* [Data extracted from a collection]
────
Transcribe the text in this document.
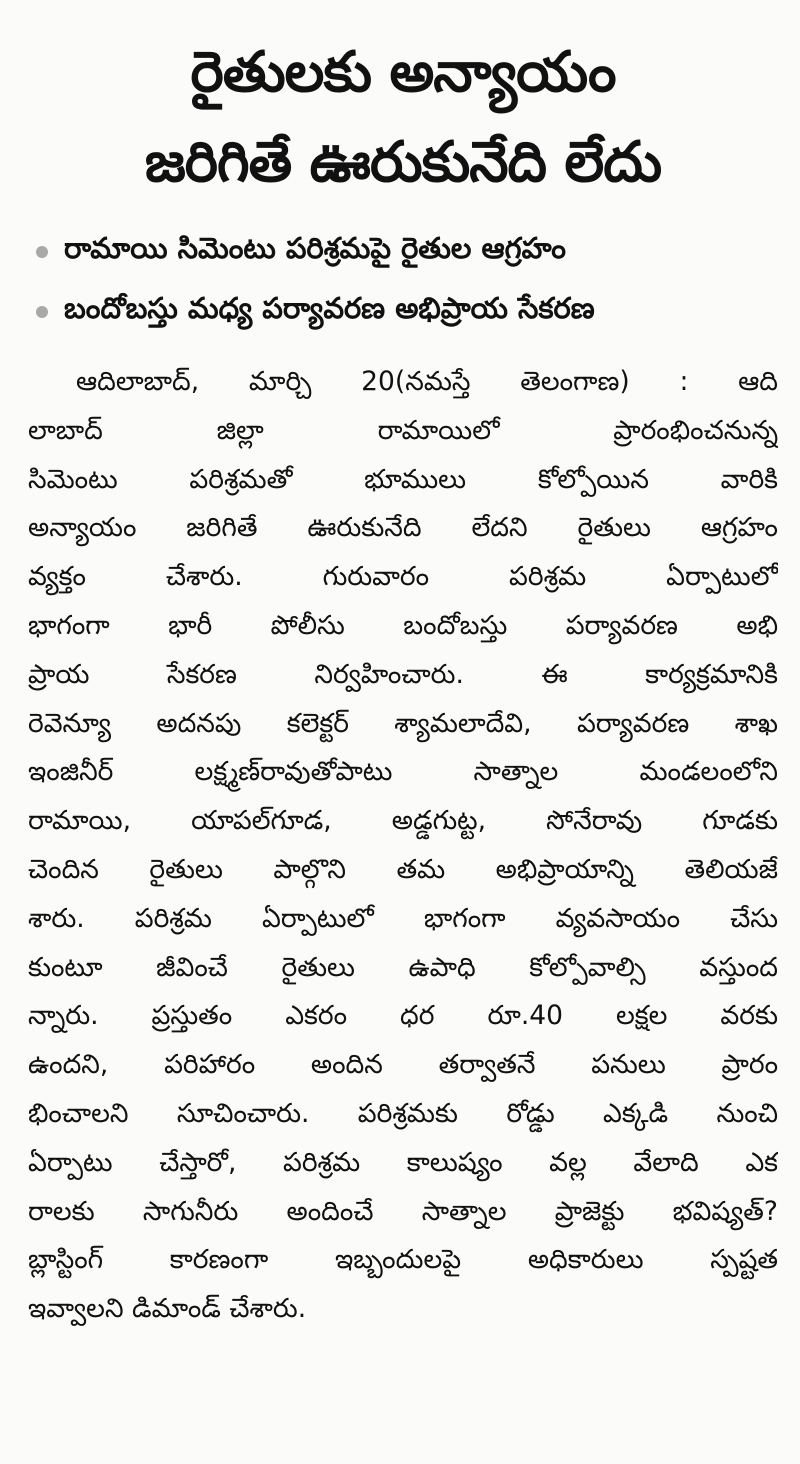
రైతులకు అన్యాయం
జరిగితే ఊరుకునేది లేదు
రామాయి సిమెంటు పరిశ్రమపై రైతుల ఆగ్రహం
బందోబస్తు మధ్య పర్యావరణ అభిప్రాయ సేకరణ
ఆదిలాబాద్, మార్చి 20(నమస్తే తెలంగాణ) : ఆది
లాబాద్ జిల్లా రామాయిలో ప్రారంభించనున్న
సిమెంటు పరిశ్రమతో భూములు కోల్పోయిన వారికి
అన్యాయం జరిగితే ఊరుకునేది లేదని రైతులు ఆగ్రహం
వ్యక్తం చేశారు. గురువారం పరిశ్రమ ఏర్పాటులో
భాగంగా భారీ పోలీసు బందోబస్తు పర్యావరణ అభి
ప్రాయ సేకరణ నిర్వహించారు. ఈ కార్యక్రమానికి
రెవెన్యూ అదనపు కలెక్టర్ శ్యామలాదేవి, పర్యావరణ శాఖ
ఇంజినీర్ లక్ష్మణ్‌రావుతోపాటు సాత్నాల మండలంలోని
రామాయి, యాపల్‌గూడ, అడ్డగుట్ట, సోనేరావు గూడకు
చెందిన రైతులు పాల్గొని తమ అభిప్రాయాన్ని తెలియజే
శారు. పరిశ్రమ ఏర్పాటులో భాగంగా వ్యవసాయం చేసు
కుంటూ జీవించే రైతులు ఉపాధి కోల్పోవాల్సి వస్తుంద
న్నారు. ప్రస్తుతం ఎకరం ధర రూ.40 లక్షల వరకు
ఉందని, పరిహారం అందిన తర్వాతనే పనులు ప్రారం
భించాలని సూచించారు. పరిశ్రమకు రోడ్డు ఎక్కడి నుంచి
ఏర్పాటు చేస్తారో, పరిశ్రమ కాలుష్యం వల్ల వేలాది ఎక
రాలకు సాగునీరు అందించే సాత్నాల ప్రాజెక్టు భవిష్యత్?
బ్లాస్టింగ్ కారణంగా ఇబ్బందులపై అధికారులు స్పష్టత
ఇవ్వాలని డిమాండ్ చేశారు.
────
* [WHAT THE TASK REQUIRES]
Images should not appear in the copy; retype the listing above exactly.

* [SOLUTION TO THE EXERCISE]
Transcribe the text in this document.
రైతులకు అన్యాయం
జరిగితే ఊరుకునేది లేదు
రామాయి సిమెంటు పరిశ్రమపై రైతుల ఆగ్రహం
బందోబస్తు మధ్య పర్యావరణ అభిప్రాయ సేకరణ
ఆదిలాబాద్, మార్చి 20(నమస్తే తెలంగాణ) : ఆది
లాబాద్ జిల్లా రామాయిలో ప్రారంభించనున్న
సిమెంటు పరిశ్రమతో భూములు కోల్పోయిన వారికి
అన్యాయం జరిగితే ఊరుకునేది లేదని రైతులు ఆగ్రహం
వ్యక్తం చేశారు. గురువారం పరిశ్రమ ఏర్పాటులో
భాగంగా భారీ పోలీసు బందోబస్తు పర్యావరణ అభి
ప్రాయ సేకరణ నిర్వహించారు. ఈ కార్యక్రమానికి
రెవెన్యూ అదనపు కలెక్టర్ శ్యామలాదేవి, పర్యావరణ శాఖ
ఇంజినీర్ లక్ష్మణ్‌రావుతోపాటు సాత్నాల మండలంలోని
రామాయి, యాపల్‌గూడ, అడ్డగుట్ట, సోనేరావు గూడకు
చెందిన రైతులు పాల్గొని తమ అభిప్రాయాన్ని తెలియజే
శారు. పరిశ్రమ ఏర్పాటులో భాగంగా వ్యవసాయం చేసు
కుంటూ జీవించే రైతులు ఉపాధి కోల్పోవాల్సి వస్తుంద
న్నారు. ప్రస్తుతం ఎకరం ధర రూ.40 లక్షల వరకు
ఉందని, పరిహారం అందిన తర్వాతనే పనులు ప్రారం
భించాలని సూచించారు. పరిశ్రమకు రోడ్డు ఎక్కడి నుంచి
ఏర్పాటు చేస్తారో, పరిశ్రమ కాలుష్యం వల్ల వేలాది ఎక
రాలకు సాగునీరు అందించే సాత్నాల ప్రాజెక్టు భవిష్యత్?
బ్లాస్టింగ్ కారణంగా ఇబ్బందులపై అధికారులు స్పష్టత
ఇవ్వాలని డిమాండ్ చేశారు.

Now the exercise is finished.